**Extracted entries**:
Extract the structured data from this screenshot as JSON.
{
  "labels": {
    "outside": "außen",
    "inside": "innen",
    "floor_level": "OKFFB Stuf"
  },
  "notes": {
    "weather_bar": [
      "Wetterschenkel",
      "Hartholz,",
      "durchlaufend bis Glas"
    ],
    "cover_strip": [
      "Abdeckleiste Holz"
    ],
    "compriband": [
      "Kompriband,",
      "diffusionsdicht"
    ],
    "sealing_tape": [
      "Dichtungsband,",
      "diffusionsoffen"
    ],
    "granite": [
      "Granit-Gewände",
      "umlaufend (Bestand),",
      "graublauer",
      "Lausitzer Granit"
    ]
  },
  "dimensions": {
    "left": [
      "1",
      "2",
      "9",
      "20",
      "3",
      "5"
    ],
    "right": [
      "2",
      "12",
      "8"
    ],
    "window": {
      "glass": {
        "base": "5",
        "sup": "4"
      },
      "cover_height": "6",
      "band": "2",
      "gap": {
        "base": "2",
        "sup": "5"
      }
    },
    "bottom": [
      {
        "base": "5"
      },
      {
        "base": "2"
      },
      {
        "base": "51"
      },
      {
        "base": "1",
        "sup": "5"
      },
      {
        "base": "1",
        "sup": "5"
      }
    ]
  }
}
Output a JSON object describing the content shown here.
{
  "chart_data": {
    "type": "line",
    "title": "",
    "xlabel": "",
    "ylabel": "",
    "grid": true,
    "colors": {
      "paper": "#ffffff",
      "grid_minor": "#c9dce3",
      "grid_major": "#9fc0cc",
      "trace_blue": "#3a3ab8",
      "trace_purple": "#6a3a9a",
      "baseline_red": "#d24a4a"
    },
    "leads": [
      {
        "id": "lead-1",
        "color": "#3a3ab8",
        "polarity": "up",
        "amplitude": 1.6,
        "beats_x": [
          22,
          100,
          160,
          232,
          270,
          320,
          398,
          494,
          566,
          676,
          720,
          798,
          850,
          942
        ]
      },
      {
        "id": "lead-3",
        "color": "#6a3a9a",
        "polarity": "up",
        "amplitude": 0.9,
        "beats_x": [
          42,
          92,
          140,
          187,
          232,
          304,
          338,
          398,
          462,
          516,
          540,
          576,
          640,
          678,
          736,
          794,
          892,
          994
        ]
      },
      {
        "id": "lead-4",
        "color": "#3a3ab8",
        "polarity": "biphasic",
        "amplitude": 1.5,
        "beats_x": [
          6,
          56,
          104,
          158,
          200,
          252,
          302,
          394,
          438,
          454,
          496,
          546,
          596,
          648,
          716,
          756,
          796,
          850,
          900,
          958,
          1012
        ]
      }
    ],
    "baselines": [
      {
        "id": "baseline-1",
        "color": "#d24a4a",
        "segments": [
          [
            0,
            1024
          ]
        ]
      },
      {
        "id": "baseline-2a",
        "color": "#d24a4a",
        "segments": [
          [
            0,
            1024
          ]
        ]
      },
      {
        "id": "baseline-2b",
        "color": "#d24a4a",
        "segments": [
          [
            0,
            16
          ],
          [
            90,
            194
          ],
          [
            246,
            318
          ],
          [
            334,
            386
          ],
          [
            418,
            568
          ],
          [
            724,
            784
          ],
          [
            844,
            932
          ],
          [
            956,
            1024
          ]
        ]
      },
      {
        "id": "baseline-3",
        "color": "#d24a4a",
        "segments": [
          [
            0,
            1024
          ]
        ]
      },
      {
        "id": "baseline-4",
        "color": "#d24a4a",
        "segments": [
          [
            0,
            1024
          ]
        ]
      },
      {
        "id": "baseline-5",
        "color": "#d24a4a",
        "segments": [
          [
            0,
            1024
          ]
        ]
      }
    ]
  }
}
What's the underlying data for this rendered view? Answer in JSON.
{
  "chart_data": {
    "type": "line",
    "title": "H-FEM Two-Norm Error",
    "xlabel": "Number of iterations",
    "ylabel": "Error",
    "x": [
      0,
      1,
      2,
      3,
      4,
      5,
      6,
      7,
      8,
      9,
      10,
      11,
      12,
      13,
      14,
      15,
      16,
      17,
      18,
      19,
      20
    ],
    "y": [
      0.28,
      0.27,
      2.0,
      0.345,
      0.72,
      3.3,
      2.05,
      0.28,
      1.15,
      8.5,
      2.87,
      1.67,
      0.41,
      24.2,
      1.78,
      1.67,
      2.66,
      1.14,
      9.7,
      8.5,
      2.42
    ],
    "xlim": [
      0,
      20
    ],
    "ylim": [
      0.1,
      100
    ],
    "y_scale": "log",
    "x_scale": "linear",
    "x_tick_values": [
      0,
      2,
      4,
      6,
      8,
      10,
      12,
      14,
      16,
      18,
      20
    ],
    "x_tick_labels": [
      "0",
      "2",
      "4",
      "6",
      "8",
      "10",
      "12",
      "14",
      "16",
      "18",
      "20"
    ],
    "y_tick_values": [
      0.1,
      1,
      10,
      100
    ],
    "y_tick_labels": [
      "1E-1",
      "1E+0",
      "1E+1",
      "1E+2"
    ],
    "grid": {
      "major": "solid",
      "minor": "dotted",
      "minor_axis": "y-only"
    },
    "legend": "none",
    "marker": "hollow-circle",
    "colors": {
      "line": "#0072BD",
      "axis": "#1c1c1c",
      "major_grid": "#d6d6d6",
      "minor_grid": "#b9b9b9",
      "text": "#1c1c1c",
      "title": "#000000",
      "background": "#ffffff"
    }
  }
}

**The exercise**:
Using the records above, find and show each line with the string "Error".

**Worked answer**:
    "title": "H-FEM Two-Norm Error",
    "ylabel": "Error",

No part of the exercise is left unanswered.